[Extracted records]
================================

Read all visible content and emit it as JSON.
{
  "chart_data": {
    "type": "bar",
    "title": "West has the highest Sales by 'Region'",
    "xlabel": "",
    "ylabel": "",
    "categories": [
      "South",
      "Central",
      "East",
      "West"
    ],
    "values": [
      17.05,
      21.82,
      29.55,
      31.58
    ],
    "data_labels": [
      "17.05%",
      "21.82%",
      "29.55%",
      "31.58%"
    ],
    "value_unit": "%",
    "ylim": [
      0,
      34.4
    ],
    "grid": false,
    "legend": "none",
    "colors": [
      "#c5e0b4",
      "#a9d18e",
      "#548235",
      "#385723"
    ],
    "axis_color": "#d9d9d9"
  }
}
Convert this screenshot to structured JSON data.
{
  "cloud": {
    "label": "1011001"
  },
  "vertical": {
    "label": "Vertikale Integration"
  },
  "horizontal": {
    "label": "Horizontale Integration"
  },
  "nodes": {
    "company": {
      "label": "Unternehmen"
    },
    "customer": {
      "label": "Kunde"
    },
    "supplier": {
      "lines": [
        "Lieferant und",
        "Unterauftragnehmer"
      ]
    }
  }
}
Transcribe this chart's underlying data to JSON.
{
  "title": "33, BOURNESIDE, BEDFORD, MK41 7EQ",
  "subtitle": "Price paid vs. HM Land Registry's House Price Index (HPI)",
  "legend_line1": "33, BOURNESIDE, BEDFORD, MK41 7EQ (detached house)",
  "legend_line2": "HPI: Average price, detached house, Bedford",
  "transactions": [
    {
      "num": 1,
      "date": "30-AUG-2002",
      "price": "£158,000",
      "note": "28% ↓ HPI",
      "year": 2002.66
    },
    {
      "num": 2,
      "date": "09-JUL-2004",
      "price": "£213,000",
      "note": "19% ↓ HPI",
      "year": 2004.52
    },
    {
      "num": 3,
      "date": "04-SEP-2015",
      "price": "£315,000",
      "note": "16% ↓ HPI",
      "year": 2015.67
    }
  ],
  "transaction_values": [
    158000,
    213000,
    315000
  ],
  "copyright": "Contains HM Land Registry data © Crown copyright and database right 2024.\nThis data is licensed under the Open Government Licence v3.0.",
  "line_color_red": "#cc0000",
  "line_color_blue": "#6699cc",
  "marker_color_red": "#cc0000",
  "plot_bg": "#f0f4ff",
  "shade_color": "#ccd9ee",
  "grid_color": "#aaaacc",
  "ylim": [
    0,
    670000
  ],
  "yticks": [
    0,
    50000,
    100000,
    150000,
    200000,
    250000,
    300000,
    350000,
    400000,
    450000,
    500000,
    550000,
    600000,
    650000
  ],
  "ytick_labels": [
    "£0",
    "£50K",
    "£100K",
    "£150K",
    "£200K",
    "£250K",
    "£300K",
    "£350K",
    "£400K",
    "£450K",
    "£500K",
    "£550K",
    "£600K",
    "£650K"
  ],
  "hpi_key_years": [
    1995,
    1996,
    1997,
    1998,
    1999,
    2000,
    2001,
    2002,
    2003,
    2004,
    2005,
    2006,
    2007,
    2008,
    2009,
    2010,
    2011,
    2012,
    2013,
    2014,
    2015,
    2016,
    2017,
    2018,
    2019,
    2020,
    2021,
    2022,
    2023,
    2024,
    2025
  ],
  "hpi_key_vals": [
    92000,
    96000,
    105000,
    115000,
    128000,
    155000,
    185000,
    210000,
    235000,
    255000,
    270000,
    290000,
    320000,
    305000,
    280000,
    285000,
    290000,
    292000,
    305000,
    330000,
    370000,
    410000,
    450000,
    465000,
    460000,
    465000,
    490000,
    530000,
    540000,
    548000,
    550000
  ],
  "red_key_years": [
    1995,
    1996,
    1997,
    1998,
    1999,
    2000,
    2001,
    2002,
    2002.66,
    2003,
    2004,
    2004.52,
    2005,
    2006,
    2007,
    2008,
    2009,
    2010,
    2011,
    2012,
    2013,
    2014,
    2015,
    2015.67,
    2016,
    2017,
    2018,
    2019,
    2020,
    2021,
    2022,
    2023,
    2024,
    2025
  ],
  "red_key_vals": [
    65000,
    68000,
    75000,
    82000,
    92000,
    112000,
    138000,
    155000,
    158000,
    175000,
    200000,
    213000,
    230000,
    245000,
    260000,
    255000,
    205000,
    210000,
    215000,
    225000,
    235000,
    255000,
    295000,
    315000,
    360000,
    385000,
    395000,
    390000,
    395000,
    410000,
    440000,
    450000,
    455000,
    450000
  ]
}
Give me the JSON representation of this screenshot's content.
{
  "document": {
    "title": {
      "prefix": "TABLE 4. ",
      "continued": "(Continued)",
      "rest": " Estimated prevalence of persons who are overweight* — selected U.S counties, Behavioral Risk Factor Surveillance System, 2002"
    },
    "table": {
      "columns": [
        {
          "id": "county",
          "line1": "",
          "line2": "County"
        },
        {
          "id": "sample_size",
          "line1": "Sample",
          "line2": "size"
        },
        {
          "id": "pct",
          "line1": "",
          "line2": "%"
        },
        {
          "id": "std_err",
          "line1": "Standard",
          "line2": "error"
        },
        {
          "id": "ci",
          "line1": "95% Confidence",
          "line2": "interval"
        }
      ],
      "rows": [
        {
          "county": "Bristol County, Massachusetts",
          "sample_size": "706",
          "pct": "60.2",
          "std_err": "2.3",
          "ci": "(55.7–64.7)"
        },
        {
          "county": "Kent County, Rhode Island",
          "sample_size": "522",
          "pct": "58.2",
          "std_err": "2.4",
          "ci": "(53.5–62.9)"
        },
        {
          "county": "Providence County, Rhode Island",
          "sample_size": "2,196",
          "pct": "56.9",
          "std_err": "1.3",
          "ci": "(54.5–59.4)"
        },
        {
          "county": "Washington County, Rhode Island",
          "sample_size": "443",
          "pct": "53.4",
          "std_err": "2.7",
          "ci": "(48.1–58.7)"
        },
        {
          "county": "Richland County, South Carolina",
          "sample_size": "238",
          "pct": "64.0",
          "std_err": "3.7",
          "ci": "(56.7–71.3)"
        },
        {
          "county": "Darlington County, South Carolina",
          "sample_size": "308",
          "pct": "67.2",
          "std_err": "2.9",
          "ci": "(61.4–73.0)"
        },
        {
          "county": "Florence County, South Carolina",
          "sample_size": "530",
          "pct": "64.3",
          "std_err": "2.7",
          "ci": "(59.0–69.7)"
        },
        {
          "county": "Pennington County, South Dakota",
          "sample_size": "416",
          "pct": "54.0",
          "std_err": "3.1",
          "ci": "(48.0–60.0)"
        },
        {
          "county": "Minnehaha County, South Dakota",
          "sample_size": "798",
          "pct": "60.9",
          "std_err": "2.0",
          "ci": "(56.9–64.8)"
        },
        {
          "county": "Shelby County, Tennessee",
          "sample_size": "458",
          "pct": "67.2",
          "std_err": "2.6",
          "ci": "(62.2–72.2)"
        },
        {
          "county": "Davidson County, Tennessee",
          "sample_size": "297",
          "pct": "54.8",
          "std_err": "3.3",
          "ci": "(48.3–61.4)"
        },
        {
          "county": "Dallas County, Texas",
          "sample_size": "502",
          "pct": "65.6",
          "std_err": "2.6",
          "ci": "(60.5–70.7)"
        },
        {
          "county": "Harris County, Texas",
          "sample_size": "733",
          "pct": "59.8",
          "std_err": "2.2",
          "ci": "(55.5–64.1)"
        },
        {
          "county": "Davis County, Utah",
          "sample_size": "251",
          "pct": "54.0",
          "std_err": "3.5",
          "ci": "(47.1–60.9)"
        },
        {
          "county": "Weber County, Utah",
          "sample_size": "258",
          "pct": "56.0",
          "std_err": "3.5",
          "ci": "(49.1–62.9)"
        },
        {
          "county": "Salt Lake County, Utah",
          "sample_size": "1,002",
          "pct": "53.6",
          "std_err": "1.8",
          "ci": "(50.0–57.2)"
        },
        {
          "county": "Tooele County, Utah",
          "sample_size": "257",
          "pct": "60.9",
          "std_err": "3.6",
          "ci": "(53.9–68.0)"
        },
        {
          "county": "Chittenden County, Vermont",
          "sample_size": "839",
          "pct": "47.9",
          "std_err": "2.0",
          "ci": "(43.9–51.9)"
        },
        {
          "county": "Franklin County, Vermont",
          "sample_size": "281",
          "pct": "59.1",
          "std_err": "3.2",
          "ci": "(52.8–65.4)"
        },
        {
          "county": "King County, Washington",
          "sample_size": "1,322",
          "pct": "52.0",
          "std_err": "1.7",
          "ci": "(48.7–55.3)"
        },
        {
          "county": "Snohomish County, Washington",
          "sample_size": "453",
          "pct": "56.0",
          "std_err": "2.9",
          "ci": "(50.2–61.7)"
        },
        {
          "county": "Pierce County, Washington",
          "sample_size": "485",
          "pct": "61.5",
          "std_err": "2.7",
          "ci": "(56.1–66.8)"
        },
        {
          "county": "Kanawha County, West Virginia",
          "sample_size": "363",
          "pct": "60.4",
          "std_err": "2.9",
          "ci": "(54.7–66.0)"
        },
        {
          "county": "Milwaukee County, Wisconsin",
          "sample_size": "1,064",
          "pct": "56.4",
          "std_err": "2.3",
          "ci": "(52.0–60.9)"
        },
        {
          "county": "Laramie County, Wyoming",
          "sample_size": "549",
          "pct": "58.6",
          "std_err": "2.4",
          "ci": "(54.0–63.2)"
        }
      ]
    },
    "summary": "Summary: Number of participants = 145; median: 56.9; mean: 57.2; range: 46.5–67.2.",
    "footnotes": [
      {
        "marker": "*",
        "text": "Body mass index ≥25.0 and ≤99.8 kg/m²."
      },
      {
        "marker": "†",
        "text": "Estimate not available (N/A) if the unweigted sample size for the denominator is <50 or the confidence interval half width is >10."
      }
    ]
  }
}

================================

### REQUIREMENTS
Isolate the lines that hold the word "Vermont" and copy all of them.

### COMPLETE OUTPUT
          "county": "Chittenden County, Vermont",
          "county": "Franklin County, Vermont",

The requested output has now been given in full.